▶ **Instructions to follow**: Output the material word for word. Leave each picture out.

(Collected data entries)
◆ ◆ ◆
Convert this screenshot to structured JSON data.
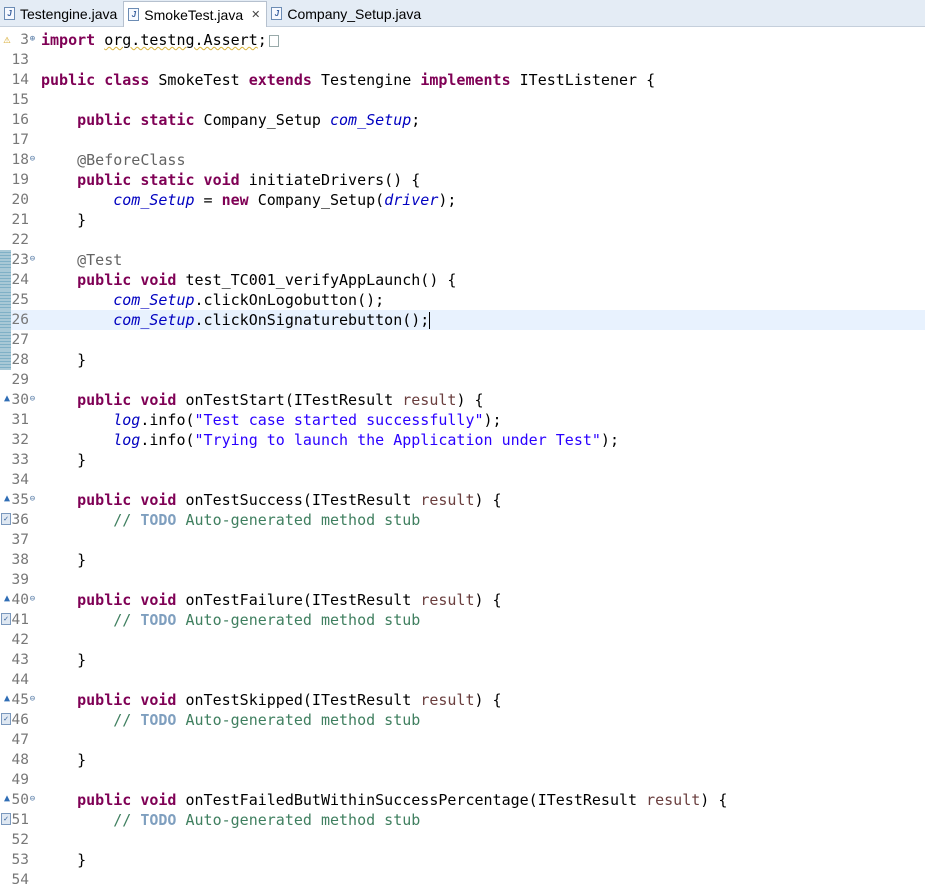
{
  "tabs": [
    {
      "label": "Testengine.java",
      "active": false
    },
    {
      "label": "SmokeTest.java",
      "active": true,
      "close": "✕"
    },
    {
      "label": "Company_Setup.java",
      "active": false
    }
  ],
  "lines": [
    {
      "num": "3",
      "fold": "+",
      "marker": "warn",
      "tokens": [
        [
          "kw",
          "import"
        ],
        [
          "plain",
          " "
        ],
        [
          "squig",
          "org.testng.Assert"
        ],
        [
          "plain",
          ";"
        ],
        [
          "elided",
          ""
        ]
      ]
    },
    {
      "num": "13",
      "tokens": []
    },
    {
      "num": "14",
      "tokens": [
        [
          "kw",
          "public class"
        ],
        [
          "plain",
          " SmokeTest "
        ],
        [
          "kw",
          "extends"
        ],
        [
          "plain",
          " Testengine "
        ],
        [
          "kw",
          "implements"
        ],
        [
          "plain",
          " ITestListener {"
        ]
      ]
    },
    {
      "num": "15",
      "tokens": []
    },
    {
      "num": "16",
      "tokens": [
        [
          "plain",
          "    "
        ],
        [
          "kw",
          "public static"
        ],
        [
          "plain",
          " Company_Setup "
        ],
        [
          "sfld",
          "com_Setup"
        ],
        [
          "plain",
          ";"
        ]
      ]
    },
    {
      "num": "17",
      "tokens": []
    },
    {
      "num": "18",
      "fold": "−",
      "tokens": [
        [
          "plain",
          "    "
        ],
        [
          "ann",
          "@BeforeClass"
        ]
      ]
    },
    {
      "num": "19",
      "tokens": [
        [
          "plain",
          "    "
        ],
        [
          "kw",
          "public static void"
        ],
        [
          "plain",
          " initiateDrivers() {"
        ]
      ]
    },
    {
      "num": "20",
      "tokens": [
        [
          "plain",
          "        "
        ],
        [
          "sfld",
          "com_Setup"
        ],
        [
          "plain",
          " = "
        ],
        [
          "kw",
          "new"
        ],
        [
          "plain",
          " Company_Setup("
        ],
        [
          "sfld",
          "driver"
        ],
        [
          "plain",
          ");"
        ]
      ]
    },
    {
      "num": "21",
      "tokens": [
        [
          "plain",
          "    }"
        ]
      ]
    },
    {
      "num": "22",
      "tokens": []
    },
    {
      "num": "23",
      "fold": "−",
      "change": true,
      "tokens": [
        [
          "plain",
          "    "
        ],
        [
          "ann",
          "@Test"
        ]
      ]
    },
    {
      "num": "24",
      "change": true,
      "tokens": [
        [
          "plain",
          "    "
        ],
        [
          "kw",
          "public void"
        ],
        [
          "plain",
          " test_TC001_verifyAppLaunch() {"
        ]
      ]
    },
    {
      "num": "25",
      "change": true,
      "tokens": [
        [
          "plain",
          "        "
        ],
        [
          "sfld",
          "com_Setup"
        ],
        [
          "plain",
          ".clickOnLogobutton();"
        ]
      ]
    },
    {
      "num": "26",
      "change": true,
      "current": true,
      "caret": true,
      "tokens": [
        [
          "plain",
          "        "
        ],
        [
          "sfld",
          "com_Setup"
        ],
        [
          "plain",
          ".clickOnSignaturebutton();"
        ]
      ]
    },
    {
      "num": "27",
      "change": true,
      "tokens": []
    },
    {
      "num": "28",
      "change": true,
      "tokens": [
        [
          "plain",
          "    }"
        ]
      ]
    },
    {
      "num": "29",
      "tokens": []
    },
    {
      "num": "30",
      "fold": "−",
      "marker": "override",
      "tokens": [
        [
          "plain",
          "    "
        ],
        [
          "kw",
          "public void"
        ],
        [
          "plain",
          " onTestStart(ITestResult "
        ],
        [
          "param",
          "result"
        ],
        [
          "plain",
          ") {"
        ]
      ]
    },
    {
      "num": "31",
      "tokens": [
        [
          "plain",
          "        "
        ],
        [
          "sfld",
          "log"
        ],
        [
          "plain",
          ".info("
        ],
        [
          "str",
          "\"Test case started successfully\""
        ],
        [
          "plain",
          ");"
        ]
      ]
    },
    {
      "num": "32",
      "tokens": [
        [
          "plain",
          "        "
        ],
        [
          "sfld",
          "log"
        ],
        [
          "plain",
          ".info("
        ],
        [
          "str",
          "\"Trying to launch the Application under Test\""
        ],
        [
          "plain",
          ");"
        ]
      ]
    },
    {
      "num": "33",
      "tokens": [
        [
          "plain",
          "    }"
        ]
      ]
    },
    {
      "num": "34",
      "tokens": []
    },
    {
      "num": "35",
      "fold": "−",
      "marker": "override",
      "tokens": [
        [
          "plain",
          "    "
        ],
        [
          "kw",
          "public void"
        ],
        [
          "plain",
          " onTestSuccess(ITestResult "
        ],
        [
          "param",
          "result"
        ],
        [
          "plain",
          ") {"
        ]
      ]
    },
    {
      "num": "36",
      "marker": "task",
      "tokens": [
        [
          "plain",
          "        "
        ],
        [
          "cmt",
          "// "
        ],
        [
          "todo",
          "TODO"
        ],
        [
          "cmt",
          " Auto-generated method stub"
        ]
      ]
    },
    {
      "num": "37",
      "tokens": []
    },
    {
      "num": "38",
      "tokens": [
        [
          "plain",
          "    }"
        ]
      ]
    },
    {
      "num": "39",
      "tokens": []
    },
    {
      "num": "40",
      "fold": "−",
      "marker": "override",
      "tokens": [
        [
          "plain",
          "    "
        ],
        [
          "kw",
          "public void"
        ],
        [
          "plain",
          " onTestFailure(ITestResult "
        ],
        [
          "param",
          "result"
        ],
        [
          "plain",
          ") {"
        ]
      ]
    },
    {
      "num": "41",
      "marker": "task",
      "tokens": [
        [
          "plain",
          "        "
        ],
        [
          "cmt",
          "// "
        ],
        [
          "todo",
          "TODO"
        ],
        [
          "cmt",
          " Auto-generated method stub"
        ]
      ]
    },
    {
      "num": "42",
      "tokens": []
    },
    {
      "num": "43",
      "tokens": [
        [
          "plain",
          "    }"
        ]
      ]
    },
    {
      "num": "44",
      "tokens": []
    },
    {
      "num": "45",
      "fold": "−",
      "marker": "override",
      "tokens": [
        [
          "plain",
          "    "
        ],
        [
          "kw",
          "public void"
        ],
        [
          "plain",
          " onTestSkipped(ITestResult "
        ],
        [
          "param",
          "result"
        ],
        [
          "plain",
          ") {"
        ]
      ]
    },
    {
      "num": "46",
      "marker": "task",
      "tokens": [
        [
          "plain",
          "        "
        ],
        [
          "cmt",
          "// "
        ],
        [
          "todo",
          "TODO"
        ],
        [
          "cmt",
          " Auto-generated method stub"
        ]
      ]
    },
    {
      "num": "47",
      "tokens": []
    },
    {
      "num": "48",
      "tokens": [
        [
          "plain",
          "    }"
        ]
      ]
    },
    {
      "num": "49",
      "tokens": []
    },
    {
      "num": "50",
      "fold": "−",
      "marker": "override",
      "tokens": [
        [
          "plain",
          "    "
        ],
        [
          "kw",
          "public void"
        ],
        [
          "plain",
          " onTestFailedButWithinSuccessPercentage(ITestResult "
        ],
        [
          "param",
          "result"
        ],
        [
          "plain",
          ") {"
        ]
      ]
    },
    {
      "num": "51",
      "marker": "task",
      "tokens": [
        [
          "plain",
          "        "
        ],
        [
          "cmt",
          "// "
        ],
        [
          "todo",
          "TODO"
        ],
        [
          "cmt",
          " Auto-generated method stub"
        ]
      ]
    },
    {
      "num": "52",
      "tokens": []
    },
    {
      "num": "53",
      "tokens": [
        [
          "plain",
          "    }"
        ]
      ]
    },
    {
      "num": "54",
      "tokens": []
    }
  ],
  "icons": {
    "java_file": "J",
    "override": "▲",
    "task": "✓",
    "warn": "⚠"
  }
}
◆ ◆ ◆
▶ **Complete response**:
Convert this screenshot to structured JSON data.
{
  "tabs": [
    {
      "label": "Testengine.java",
      "active": false
    },
    {
      "label": "SmokeTest.java",
      "active": true,
      "close": "✕"
    },
    {
      "label": "Company_Setup.java",
      "active": false
    }
  ],
  "lines": [
    {
      "num": "3",
      "fold": "+",
      "marker": "warn",
      "tokens": [
        [
          "kw",
          "import"
        ],
        [
          "plain",
          " "
        ],
        [
          "squig",
          "org.testng.Assert"
        ],
        [
          "plain",
          ";"
        ],
        [
          "elided",
          ""
        ]
      ]
    },
    {
      "num": "13",
      "tokens": []
    },
    {
      "num": "14",
      "tokens": [
        [
          "kw",
          "public class"
        ],
        [
          "plain",
          " SmokeTest "
        ],
        [
          "kw",
          "extends"
        ],
        [
          "plain",
          " Testengine "
        ],
        [
          "kw",
          "implements"
        ],
        [
          "plain",
          " ITestListener {"
        ]
      ]
    },
    {
      "num": "15",
      "tokens": []
    },
    {
      "num": "16",
      "tokens": [
        [
          "plain",
          "    "
        ],
        [
          "kw",
          "public static"
        ],
        [
          "plain",
          " Company_Setup "
        ],
        [
          "sfld",
          "com_Setup"
        ],
        [
          "plain",
          ";"
        ]
      ]
    },
    {
      "num": "17",
      "tokens": []
    },
    {
      "num": "18",
      "fold": "−",
      "tokens": [
        [
          "plain",
          "    "
        ],
        [
          "ann",
          "@BeforeClass"
        ]
      ]
    },
    {
      "num": "19",
      "tokens": [
        [
          "plain",
          "    "
        ],
        [
          "kw",
          "public static void"
        ],
        [
          "plain",
          " initiateDrivers() {"
        ]
      ]
    },
    {
      "num": "20",
      "tokens": [
        [
          "plain",
          "        "
        ],
        [
          "sfld",
          "com_Setup"
        ],
        [
          "plain",
          " = "
        ],
        [
          "kw",
          "new"
        ],
        [
          "plain",
          " Company_Setup("
        ],
        [
          "sfld",
          "driver"
        ],
        [
          "plain",
          ");"
        ]
      ]
    },
    {
      "num": "21",
      "tokens": [
        [
          "plain",
          "    }"
        ]
      ]
    },
    {
      "num": "22",
      "tokens": []
    },
    {
      "num": "23",
      "fold": "−",
      "change": true,
      "tokens": [
        [
          "plain",
          "    "
        ],
        [
          "ann",
          "@Test"
        ]
      ]
    },
    {
      "num": "24",
      "change": true,
      "tokens": [
        [
          "plain",
          "    "
        ],
        [
          "kw",
          "public void"
        ],
        [
          "plain",
          " test_TC001_verifyAppLaunch() {"
        ]
      ]
    },
    {
      "num": "25",
      "change": true,
      "tokens": [
        [
          "plain",
          "        "
        ],
        [
          "sfld",
          "com_Setup"
        ],
        [
          "plain",
          ".clickOnLogobutton();"
        ]
      ]
    },
    {
      "num": "26",
      "change": true,
      "current": true,
      "caret": true,
      "tokens": [
        [
          "plain",
          "        "
        ],
        [
          "sfld",
          "com_Setup"
        ],
        [
          "plain",
          ".clickOnSignaturebutton();"
        ]
      ]
    },
    {
      "num": "27",
      "change": true,
      "tokens": []
    },
    {
      "num": "28",
      "change": true,
      "tokens": [
        [
          "plain",
          "    }"
        ]
      ]
    },
    {
      "num": "29",
      "tokens": []
    },
    {
      "num": "30",
      "fold": "−",
      "marker": "override",
      "tokens": [
        [
          "plain",
          "    "
        ],
        [
          "kw",
          "public void"
        ],
        [
          "plain",
          " onTestStart(ITestResult "
        ],
        [
          "param",
          "result"
        ],
        [
          "plain",
          ") {"
        ]
      ]
    },
    {
      "num": "31",
      "tokens": [
        [
          "plain",
          "        "
        ],
        [
          "sfld",
          "log"
        ],
        [
          "plain",
          ".info("
        ],
        [
          "str",
          "\"Test case started successfully\""
        ],
        [
          "plain",
          ");"
        ]
      ]
    },
    {
      "num": "32",
      "tokens": [
        [
          "plain",
          "        "
        ],
        [
          "sfld",
          "log"
        ],
        [
          "plain",
          ".info("
        ],
        [
          "str",
          "\"Trying to launch the Application under Test\""
        ],
        [
          "plain",
          ");"
        ]
      ]
    },
    {
      "num": "33",
      "tokens": [
        [
          "plain",
          "    }"
        ]
      ]
    },
    {
      "num": "34",
      "tokens": []
    },
    {
      "num": "35",
      "fold": "−",
      "marker": "override",
      "tokens": [
        [
          "plain",
          "    "
        ],
        [
          "kw",
          "public void"
        ],
        [
          "plain",
          " onTestSuccess(ITestResult "
        ],
        [
          "param",
          "result"
        ],
        [
          "plain",
          ") {"
        ]
      ]
    },
    {
      "num": "36",
      "marker": "task",
      "tokens": [
        [
          "plain",
          "        "
        ],
        [
          "cmt",
          "// "
        ],
        [
          "todo",
          "TODO"
        ],
        [
          "cmt",
          " Auto-generated method stub"
        ]
      ]
    },
    {
      "num": "37",
      "tokens": []
    },
    {
      "num": "38",
      "tokens": [
        [
          "plain",
          "    }"
        ]
      ]
    },
    {
      "num": "39",
      "tokens": []
    },
    {
      "num": "40",
      "fold": "−",
      "marker": "override",
      "tokens": [
        [
          "plain",
          "    "
        ],
        [
          "kw",
          "public void"
        ],
        [
          "plain",
          " onTestFailure(ITestResult "
        ],
        [
          "param",
          "result"
        ],
        [
          "plain",
          ") {"
        ]
      ]
    },
    {
      "num": "41",
      "marker": "task",
      "tokens": [
        [
          "plain",
          "        "
        ],
        [
          "cmt",
          "// "
        ],
        [
          "todo",
          "TODO"
        ],
        [
          "cmt",
          " Auto-generated method stub"
        ]
      ]
    },
    {
      "num": "42",
      "tokens": []
    },
    {
      "num": "43",
      "tokens": [
        [
          "plain",
          "    }"
        ]
      ]
    },
    {
      "num": "44",
      "tokens": []
    },
    {
      "num": "45",
      "fold": "−",
      "marker": "override",
      "tokens": [
        [
          "plain",
          "    "
        ],
        [
          "kw",
          "public void"
        ],
        [
          "plain",
          " onTestSkipped(ITestResult "
        ],
        [
          "param",
          "result"
        ],
        [
          "plain",
          ") {"
        ]
      ]
    },
    {
      "num": "46",
      "marker": "task",
      "tokens": [
        [
          "plain",
          "        "
        ],
        [
          "cmt",
          "// "
        ],
        [
          "todo",
          "TODO"
        ],
        [
          "cmt",
          " Auto-generated method stub"
        ]
      ]
    },
    {
      "num": "47",
      "tokens": []
    },
    {
      "num": "48",
      "tokens": [
        [
          "plain",
          "    }"
        ]
      ]
    },
    {
      "num": "49",
      "tokens": []
    },
    {
      "num": "50",
      "fold": "−",
      "marker": "override",
      "tokens": [
        [
          "plain",
          "    "
        ],
        [
          "kw",
          "public void"
        ],
        [
          "plain",
          " onTestFailedButWithinSuccessPercentage(ITestResult "
        ],
        [
          "param",
          "result"
        ],
        [
          "plain",
          ") {"
        ]
      ]
    },
    {
      "num": "51",
      "marker": "task",
      "tokens": [
        [
          "plain",
          "        "
        ],
        [
          "cmt",
          "// "
        ],
        [
          "todo",
          "TODO"
        ],
        [
          "cmt",
          " Auto-generated method stub"
        ]
      ]
    },
    {
      "num": "52",
      "tokens": []
    },
    {
      "num": "53",
      "tokens": [
        [
          "plain",
          "    }"
        ]
      ]
    },
    {
      "num": "54",
      "tokens": []
    }
  ],
  "icons": {
    "java_file": "J",
    "override": "▲",
    "task": "✓",
    "warn": "⚠"
  }
}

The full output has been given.